**Input records:**
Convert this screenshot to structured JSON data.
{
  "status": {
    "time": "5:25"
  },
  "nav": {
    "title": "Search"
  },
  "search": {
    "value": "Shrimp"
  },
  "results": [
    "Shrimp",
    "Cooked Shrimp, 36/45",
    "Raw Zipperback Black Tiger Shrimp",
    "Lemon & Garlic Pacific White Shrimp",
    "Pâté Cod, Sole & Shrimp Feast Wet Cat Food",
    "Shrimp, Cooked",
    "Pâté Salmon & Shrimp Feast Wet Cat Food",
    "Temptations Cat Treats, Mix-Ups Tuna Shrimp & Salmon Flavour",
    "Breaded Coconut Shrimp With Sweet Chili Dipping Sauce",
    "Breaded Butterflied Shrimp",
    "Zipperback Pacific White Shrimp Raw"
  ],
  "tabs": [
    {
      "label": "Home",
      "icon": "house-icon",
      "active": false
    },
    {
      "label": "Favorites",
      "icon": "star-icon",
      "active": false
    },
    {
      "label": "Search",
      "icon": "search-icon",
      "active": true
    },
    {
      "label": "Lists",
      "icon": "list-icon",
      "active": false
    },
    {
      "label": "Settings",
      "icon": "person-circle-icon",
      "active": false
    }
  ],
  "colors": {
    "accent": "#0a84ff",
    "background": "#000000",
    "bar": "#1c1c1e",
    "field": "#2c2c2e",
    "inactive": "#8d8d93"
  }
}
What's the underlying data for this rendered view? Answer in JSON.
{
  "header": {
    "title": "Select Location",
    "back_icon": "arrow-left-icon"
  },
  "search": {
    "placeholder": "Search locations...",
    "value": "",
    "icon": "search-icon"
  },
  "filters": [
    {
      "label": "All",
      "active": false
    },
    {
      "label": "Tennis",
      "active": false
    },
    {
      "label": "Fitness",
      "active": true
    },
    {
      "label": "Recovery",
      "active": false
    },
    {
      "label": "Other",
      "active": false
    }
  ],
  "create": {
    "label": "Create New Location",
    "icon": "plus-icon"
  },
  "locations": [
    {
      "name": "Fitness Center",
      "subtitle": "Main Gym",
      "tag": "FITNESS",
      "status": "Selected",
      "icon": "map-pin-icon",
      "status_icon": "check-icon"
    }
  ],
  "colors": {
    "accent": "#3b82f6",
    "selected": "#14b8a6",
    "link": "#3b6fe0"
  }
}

**What needs to be done:** Repeat the records above exactly as they appear.

**Output for this task:**
Convert this screenshot to structured JSON data.
{
  "status": {
    "time": "5:25"
  },
  "nav": {
    "title": "Search"
  },
  "search": {
    "value": "Shrimp"
  },
  "results": [
    "Shrimp",
    "Cooked Shrimp, 36/45",
    "Raw Zipperback Black Tiger Shrimp",
    "Lemon & Garlic Pacific White Shrimp",
    "Pâté Cod, Sole & Shrimp Feast Wet Cat Food",
    "Shrimp, Cooked",
    "Pâté Salmon & Shrimp Feast Wet Cat Food",
    "Temptations Cat Treats, Mix-Ups Tuna Shrimp & Salmon Flavour",
    "Breaded Coconut Shrimp With Sweet Chili Dipping Sauce",
    "Breaded Butterflied Shrimp",
    "Zipperback Pacific White Shrimp Raw"
  ],
  "tabs": [
    {
      "label": "Home",
      "icon": "house-icon",
      "active": false
    },
    {
      "label": "Favorites",
      "icon": "star-icon",
      "active": false
    },
    {
      "label": "Search",
      "icon": "search-icon",
      "active": true
    },
    {
      "label": "Lists",
      "icon": "list-icon",
      "active": false
    },
    {
      "label": "Settings",
      "icon": "person-circle-icon",
      "active": false
    }
  ],
  "colors": {
    "accent": "#0a84ff",
    "background": "#000000",
    "bar": "#1c1c1e",
    "field": "#2c2c2e",
    "inactive": "#8d8d93"
  }
}
What's the underlying data for this rendered view? Answer in JSON.
{
  "header": {
    "title": "Select Location",
    "back_icon": "arrow-left-icon"
  },
  "search": {
    "placeholder": "Search locations...",
    "value": "",
    "icon": "search-icon"
  },
  "filters": [
    {
      "label": "All",
      "active": false
    },
    {
      "label": "Tennis",
      "active": false
    },
    {
      "label": "Fitness",
      "active": true
    },
    {
      "label": "Recovery",
      "active": false
    },
    {
      "label": "Other",
      "active": false
    }
  ],
  "create": {
    "label": "Create New Location",
    "icon": "plus-icon"
  },
  "locations": [
    {
      "name": "Fitness Center",
      "subtitle": "Main Gym",
      "tag": "FITNESS",
      "status": "Selected",
      "icon": "map-pin-icon",
      "status_icon": "check-icon"
    }
  ],
  "colors": {
    "accent": "#3b82f6",
    "selected": "#14b8a6",
    "link": "#3b6fe0"
  }
}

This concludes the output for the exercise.